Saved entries
- - -

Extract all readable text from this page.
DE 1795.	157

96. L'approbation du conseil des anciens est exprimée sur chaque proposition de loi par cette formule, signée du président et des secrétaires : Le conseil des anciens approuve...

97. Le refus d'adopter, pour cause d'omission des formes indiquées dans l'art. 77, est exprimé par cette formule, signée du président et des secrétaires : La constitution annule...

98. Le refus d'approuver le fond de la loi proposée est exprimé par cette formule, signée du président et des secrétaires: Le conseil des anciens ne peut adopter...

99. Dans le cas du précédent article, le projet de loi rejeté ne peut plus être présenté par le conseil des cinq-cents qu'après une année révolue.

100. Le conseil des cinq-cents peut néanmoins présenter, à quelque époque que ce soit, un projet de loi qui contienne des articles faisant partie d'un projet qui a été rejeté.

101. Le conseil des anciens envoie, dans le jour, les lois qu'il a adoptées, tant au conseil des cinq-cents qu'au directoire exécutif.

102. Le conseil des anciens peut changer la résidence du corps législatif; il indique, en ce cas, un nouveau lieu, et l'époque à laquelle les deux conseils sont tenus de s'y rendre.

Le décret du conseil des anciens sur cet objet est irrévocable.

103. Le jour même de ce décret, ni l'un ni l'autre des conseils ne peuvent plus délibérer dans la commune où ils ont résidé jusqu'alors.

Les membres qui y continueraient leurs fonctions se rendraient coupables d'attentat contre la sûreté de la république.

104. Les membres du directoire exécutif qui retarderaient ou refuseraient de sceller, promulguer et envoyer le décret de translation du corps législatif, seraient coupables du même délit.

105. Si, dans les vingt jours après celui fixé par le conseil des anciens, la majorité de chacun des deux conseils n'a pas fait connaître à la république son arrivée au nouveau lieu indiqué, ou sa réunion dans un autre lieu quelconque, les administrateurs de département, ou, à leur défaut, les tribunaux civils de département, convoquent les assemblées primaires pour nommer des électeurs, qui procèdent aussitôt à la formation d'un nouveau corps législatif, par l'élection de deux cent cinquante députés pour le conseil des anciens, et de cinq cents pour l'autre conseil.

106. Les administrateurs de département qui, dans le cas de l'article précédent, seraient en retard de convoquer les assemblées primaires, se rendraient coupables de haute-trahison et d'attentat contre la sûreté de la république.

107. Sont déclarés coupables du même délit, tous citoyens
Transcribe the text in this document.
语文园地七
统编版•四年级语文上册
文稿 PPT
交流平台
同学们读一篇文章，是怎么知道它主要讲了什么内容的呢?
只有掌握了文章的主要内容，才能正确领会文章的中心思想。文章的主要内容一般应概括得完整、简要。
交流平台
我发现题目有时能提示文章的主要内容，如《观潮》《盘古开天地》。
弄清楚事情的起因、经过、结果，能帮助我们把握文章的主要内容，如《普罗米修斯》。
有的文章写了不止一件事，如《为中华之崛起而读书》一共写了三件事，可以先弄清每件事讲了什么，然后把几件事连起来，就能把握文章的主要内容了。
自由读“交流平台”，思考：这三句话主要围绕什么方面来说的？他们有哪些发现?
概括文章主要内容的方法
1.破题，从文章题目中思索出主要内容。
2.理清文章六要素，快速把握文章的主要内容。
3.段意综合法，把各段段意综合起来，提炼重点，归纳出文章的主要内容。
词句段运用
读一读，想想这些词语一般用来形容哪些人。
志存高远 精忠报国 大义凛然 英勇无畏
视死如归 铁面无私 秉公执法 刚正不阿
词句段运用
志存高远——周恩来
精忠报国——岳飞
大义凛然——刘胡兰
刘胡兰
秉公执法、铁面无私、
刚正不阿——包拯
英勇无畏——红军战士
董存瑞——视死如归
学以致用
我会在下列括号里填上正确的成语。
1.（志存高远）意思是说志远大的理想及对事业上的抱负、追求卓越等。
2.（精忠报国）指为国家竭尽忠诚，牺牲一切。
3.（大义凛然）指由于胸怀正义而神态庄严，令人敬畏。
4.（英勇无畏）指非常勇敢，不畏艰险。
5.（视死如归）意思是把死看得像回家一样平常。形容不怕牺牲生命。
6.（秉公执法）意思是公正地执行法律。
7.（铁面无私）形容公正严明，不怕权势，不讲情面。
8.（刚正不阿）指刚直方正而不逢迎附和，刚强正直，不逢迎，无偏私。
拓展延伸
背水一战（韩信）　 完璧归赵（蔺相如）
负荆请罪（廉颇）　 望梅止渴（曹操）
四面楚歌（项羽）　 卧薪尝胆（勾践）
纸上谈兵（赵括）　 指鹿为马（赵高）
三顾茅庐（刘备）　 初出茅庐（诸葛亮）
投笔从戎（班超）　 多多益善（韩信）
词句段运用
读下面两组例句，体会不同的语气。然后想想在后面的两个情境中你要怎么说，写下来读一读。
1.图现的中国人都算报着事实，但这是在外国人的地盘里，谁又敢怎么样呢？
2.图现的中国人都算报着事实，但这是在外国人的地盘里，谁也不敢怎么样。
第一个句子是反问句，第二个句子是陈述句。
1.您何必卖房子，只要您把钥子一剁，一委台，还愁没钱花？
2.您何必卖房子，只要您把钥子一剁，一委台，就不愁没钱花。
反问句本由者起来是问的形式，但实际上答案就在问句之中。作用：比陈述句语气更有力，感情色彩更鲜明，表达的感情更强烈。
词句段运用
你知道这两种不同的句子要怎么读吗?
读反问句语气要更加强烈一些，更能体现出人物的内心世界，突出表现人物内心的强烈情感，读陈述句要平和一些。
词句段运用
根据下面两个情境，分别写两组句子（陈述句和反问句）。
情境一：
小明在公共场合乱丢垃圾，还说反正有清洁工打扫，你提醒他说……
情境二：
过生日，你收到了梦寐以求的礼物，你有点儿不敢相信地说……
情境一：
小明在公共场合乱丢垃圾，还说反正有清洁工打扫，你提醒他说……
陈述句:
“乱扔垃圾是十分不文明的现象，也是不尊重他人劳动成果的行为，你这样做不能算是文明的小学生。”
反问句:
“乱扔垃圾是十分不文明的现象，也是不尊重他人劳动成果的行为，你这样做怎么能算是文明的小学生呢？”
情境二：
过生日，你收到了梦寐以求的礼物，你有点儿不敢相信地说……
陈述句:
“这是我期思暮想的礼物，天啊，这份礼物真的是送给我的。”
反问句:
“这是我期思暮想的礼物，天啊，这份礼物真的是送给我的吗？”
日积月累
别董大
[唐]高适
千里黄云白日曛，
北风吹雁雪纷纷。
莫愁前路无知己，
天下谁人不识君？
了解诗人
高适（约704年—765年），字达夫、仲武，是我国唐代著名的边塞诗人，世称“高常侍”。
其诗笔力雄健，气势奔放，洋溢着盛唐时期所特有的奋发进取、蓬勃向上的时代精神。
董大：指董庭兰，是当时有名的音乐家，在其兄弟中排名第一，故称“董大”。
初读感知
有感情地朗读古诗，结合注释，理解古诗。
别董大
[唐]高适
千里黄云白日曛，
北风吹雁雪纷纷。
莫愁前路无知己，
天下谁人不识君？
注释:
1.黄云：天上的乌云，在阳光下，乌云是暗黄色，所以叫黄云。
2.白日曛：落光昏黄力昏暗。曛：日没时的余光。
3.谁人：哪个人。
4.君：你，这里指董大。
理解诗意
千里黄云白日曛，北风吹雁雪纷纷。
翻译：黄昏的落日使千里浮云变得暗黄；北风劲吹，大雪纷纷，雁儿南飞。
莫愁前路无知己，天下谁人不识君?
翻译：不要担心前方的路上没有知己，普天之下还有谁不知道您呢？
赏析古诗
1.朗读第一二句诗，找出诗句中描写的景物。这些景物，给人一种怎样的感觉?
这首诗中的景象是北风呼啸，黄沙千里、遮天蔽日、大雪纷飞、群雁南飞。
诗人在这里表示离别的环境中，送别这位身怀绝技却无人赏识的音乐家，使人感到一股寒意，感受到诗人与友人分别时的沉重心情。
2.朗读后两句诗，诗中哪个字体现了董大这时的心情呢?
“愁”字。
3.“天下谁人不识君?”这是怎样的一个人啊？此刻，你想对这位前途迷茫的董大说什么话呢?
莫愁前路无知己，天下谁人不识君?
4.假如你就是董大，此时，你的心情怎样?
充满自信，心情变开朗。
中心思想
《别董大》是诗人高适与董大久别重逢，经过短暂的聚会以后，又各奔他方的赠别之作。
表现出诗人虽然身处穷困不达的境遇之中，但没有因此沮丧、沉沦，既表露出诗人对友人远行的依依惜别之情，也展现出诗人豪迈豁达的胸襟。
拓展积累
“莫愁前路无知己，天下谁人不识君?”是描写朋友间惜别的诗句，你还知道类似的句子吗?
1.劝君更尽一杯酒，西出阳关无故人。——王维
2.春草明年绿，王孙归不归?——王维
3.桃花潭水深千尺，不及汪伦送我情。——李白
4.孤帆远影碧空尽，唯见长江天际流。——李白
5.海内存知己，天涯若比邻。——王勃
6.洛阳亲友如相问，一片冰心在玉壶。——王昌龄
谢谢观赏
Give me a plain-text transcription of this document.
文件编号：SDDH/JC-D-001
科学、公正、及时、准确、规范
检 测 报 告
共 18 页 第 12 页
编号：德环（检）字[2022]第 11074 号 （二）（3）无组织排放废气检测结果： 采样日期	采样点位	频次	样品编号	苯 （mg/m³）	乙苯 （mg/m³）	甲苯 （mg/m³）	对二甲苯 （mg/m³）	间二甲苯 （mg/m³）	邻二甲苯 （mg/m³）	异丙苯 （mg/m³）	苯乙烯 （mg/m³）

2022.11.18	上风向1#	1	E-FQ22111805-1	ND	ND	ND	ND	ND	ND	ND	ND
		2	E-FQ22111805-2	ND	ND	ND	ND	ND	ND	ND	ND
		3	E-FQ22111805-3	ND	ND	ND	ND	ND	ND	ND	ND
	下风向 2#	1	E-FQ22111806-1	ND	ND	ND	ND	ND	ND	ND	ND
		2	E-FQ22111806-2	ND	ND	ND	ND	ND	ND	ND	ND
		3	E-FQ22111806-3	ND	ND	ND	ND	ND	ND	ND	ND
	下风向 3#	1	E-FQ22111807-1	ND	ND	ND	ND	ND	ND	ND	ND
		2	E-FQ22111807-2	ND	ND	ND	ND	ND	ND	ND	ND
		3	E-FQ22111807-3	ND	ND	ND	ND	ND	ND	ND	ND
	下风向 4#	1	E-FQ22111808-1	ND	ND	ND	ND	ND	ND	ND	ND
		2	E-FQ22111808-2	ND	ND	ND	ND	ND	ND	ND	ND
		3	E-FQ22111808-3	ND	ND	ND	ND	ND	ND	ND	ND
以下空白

- - -

Take the line with "Give me a plain-text" and all lines after it through the end of the records, and write them out exactly; include nothing else.

Give me a plain-text transcription of this document.
文件编号：SDDH/JC-D-001
科学、公正、及时、准确、规范
检 测 报 告
共 18 页 第 12 页
编号：德环（检）字[2022]第 11074 号 （二）（3）无组织排放废气检测结果： 采样日期	采样点位	频次	样品编号	苯 （mg/m³）	乙苯 （mg/m³）	甲苯 （mg/m³）	对二甲苯 （mg/m³）	间二甲苯 （mg/m³）	邻二甲苯 （mg/m³）	异丙苯 （mg/m³）	苯乙烯 （mg/m³）

2022.11.18	上风向1#	1	E-FQ22111805-1	ND	ND	ND	ND	ND	ND	ND	ND
		2	E-FQ22111805-2	ND	ND	ND	ND	ND	ND	ND	ND
		3	E-FQ22111805-3	ND	ND	ND	ND	ND	ND	ND	ND
	下风向 2#	1	E-FQ22111806-1	ND	ND	ND	ND	ND	ND	ND	ND
		2	E-FQ22111806-2	ND	ND	ND	ND	ND	ND	ND	ND
		3	E-FQ22111806-3	ND	ND	ND	ND	ND	ND	ND	ND
	下风向 3#	1	E-FQ22111807-1	ND	ND	ND	ND	ND	ND	ND	ND
		2	E-FQ22111807-2	ND	ND	ND	ND	ND	ND	ND	ND
		3	E-FQ22111807-3	ND	ND	ND	ND	ND	ND	ND	ND
	下风向 4#	1	E-FQ22111808-1	ND	ND	ND	ND	ND	ND	ND	ND
		2	E-FQ22111808-2	ND	ND	ND	ND	ND	ND	ND	ND
		3	E-FQ22111808-3	ND	ND	ND	ND	ND	ND	ND	ND
以下空白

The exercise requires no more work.